* WHAT YOU WILL DO *
Copy the line containing "Extract the structured", then all lines after it up to and including the final line of the material, exactly and without additions.

━━ EXTRACTED DATA ━━

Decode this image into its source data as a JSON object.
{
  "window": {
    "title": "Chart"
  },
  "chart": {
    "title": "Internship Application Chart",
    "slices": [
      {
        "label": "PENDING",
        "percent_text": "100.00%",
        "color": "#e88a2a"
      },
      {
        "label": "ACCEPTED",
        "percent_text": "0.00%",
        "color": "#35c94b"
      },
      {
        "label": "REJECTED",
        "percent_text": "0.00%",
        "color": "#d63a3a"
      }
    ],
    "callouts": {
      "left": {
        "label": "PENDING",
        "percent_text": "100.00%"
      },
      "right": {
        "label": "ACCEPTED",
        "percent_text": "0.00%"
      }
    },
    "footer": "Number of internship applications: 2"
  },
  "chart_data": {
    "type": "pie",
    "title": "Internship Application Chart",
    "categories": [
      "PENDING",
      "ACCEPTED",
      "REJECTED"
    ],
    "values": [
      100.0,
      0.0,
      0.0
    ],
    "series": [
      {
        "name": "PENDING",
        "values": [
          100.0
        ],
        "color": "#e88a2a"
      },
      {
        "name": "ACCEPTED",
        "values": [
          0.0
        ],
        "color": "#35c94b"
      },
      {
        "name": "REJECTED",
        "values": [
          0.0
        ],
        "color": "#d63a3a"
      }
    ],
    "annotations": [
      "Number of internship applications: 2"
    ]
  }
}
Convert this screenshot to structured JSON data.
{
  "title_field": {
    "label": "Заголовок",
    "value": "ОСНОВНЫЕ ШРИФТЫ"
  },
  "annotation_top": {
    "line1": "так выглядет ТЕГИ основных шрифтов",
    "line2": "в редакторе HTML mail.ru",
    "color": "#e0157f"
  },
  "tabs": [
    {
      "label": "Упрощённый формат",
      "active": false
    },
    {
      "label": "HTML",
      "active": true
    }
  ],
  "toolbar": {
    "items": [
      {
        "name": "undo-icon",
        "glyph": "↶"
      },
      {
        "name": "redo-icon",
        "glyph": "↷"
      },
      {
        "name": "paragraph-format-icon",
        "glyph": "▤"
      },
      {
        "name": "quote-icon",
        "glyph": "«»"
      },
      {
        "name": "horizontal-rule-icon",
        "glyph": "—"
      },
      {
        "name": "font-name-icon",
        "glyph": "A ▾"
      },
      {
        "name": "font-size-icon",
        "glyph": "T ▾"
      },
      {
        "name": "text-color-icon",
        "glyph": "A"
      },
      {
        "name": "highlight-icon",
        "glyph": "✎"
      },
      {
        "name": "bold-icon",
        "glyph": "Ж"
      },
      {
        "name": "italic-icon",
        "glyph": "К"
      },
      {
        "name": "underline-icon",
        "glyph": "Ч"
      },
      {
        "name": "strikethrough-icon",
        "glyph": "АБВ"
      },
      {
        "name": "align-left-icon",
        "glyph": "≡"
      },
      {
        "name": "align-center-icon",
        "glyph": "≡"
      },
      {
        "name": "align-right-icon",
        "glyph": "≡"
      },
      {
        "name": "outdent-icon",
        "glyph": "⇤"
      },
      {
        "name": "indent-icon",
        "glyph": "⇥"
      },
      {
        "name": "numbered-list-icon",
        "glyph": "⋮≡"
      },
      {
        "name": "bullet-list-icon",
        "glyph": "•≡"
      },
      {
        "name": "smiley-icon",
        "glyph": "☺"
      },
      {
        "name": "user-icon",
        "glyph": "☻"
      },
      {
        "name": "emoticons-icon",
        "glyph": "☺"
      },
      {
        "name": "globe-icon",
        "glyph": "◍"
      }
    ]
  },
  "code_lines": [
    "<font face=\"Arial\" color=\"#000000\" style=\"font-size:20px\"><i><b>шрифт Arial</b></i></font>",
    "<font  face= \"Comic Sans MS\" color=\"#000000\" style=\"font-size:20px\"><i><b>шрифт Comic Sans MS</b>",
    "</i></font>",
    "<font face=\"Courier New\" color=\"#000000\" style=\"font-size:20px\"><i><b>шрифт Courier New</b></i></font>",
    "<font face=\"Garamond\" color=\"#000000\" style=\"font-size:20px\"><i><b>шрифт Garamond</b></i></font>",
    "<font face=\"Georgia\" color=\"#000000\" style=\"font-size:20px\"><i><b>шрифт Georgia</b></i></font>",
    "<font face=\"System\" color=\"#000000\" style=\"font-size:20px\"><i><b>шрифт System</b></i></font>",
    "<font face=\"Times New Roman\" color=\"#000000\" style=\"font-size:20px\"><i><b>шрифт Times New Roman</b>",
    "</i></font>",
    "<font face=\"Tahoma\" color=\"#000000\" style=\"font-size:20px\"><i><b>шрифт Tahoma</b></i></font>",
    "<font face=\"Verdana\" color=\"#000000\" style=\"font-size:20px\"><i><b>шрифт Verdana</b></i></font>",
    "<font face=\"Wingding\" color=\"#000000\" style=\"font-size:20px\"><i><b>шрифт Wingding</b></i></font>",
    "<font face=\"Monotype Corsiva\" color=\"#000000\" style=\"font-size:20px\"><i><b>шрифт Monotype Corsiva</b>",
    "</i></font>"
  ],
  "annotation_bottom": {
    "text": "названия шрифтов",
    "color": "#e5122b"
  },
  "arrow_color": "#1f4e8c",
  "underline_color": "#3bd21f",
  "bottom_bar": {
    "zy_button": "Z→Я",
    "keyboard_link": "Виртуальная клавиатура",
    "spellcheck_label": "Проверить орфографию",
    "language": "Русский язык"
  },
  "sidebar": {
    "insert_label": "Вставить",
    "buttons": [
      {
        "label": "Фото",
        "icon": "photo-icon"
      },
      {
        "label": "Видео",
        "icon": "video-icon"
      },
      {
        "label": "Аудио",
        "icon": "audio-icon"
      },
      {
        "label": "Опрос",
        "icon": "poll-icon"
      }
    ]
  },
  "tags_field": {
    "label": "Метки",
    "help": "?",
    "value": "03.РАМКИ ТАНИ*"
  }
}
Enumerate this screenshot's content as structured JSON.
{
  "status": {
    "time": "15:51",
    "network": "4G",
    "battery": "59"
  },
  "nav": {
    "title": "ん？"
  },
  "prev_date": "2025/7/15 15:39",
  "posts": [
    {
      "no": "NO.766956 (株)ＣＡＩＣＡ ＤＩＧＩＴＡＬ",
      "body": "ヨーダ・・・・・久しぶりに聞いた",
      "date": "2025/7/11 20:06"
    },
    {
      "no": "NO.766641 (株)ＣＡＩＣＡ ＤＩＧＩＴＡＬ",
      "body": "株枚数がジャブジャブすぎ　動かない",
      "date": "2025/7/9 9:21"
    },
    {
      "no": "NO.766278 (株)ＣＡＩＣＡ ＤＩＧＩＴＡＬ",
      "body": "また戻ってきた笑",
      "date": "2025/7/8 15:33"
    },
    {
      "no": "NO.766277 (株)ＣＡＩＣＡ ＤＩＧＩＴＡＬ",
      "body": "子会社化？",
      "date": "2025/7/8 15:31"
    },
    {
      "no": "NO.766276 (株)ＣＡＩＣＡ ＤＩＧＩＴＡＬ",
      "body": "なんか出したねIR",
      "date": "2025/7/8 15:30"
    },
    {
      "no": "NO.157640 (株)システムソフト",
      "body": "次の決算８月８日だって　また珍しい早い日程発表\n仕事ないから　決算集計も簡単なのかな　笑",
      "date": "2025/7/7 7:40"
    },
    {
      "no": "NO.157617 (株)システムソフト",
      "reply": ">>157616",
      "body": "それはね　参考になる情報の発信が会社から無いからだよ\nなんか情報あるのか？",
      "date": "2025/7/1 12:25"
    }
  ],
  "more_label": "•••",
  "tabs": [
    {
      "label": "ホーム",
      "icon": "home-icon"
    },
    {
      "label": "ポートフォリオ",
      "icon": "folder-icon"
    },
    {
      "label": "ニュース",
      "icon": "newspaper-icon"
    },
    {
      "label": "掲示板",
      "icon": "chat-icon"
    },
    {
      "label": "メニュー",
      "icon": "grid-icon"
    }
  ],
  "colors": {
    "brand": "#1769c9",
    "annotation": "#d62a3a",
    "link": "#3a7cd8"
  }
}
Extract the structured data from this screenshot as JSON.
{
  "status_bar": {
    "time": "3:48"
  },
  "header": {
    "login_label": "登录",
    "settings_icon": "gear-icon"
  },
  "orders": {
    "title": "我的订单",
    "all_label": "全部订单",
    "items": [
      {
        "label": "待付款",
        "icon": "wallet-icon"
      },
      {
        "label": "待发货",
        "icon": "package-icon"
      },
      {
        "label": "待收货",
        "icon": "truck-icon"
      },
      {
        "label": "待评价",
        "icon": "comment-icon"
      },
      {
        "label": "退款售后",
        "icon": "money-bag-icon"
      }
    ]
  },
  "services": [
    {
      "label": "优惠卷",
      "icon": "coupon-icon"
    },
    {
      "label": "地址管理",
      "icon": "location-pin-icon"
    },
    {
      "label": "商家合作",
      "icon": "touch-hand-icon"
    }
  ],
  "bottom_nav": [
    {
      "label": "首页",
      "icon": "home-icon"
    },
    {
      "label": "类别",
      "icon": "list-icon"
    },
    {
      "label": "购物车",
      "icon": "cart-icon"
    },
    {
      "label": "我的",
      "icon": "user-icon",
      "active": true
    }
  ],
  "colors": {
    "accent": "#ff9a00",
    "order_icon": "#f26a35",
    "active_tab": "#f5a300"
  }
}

━━━

* FINAL RESULT *
Extract the structured data from this screenshot as JSON.
{
  "status_bar": {
    "time": "3:48"
  },
  "header": {
    "login_label": "登录",
    "settings_icon": "gear-icon"
  },
  "orders": {
    "title": "我的订单",
    "all_label": "全部订单",
    "items": [
      {
        "label": "待付款",
        "icon": "wallet-icon"
      },
      {
        "label": "待发货",
        "icon": "package-icon"
      },
      {
        "label": "待收货",
        "icon": "truck-icon"
      },
      {
        "label": "待评价",
        "icon": "comment-icon"
      },
      {
        "label": "退款售后",
        "icon": "money-bag-icon"
      }
    ]
  },
  "services": [
    {
      "label": "优惠卷",
      "icon": "coupon-icon"
    },
    {
      "label": "地址管理",
      "icon": "location-pin-icon"
    },
    {
      "label": "商家合作",
      "icon": "touch-hand-icon"
    }
  ],
  "bottom_nav": [
    {
      "label": "首页",
      "icon": "home-icon"
    },
    {
      "label": "类别",
      "icon": "list-icon"
    },
    {
      "label": "购物车",
      "icon": "cart-icon"
    },
    {
      "label": "我的",
      "icon": "user-icon",
      "active": true
    }
  ],
  "colors": {
    "accent": "#ff9a00",
    "order_icon": "#f26a35",
    "active_tab": "#f5a300"
  }
}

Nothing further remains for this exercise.